### What is needed
Look through the data below and report how many lines include "réponses". Only the number should be given.

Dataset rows
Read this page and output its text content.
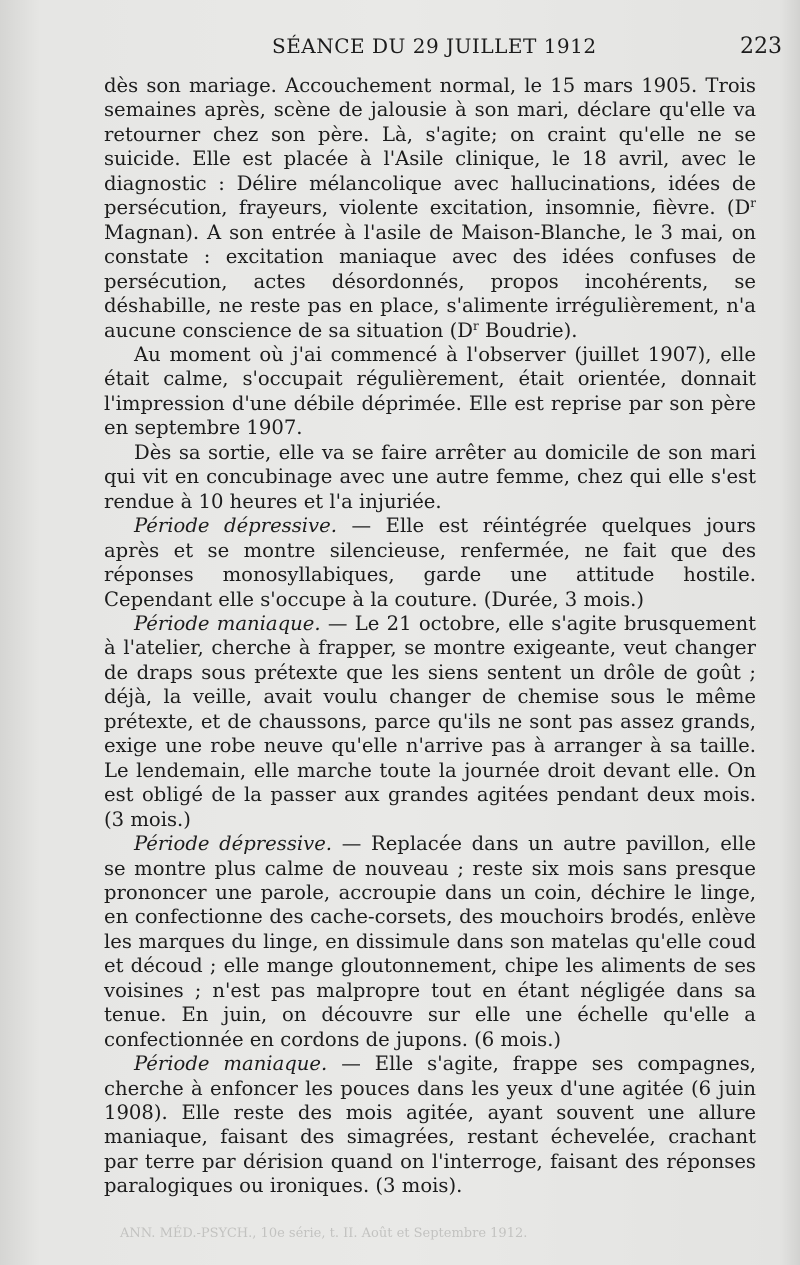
SÉANCE DU 29 JUILLET 1912	223

dès son mariage. Accouchement normal, le 15 mars 1905. Trois semaines après, scène de jalousie à son mari, déclare qu'elle va retourner chez son père. Là, s'agite; on craint qu'elle ne se suicide. Elle est placée à l'Asile clinique, le 18 avril, avec le diagnostic : Délire mélancolique avec hallucinations, idées de persécution, frayeurs, violente excitation, insomnie, fièvre. ($D^r$ Magnan). A son entrée à l'asile de Maison-Blanche, le 3 mai, on constate : excitation maniaque avec des idées confuses de persécution, actes désordonnés, propos incohérents, se déshabille, ne reste pas en place, s'alimente irrégulièrement, n'a aucune conscience de sa situation ($D^r$ Boudrie).

Au moment où j'ai commencé à l'observer (juillet 1907), elle était calme, s'occupait régulièrement, était orientée, donnait l'impression d'une débile déprimée. Elle est reprise par son père en septembre 1907.

Dès sa sortie, elle va se faire arrêter au domicile de son mari qui vit en concubinage avec une autre femme, chez qui elle s'est rendue à 10 heures et l'a injuriée.

Période dépressive. — Elle est réintégrée quelques jours après et se montre silencieuse, renfermée, ne fait que des réponses monosyllabiques, garde une attitude hostile. Cependant elle s'occupe à la couture. (Durée, 3 mois.)

Période maniaque. — Le 21 octobre, elle s'agite brusquement à l'atelier, cherche à frapper, se montre exigeante, veut changer de draps sous prétexte que les siens sentent un drôle de goût ; déjà, la veille, avait voulu changer de chemise sous le même prétexte, et de chaussons, parce qu'ils ne sont pas assez grands, exige une robe neuve qu'elle n'arrive pas à arranger à sa taille. Le lendemain, elle marche toute la journée droit devant elle. On est obligé de la passer aux grandes agitées pendant deux mois. (3 mois.)

Période dépressive. — Replacée dans un autre pavillon, elle se montre plus calme de nouveau ; reste six mois sans presque prononcer une parole, accroupie dans un coin, déchire le linge, en confectionne des cache-corsets, des mouchoirs brodés, enlève les marques du linge, en dissimule dans son matelas qu'elle coud et découd ; elle mange gloutonnement, chipe les aliments de ses voisines ; n'est pas malpropre tout en étant négligée dans sa tenue. En juin, on découvre sur elle une échelle qu'elle a confectionnée en cordons de jupons. (6 mois.)

Période maniaque. — Elle s'agite, frappe ses compagnes, cherche à enfoncer les pouces dans les yeux d'une agitée (6 juin 1908). Elle reste des mois agitée, ayant souvent une allure maniaque, faisant des simagrées, restant échevelée, crachant par terre par dérision quand on l'interroge, faisant des réponses paralogiques ou ironiques. (3 mois).

ANN. MÉD.-PSYCH., 10e série, t. II. Août et Septembre 1912.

### Exercise answer
2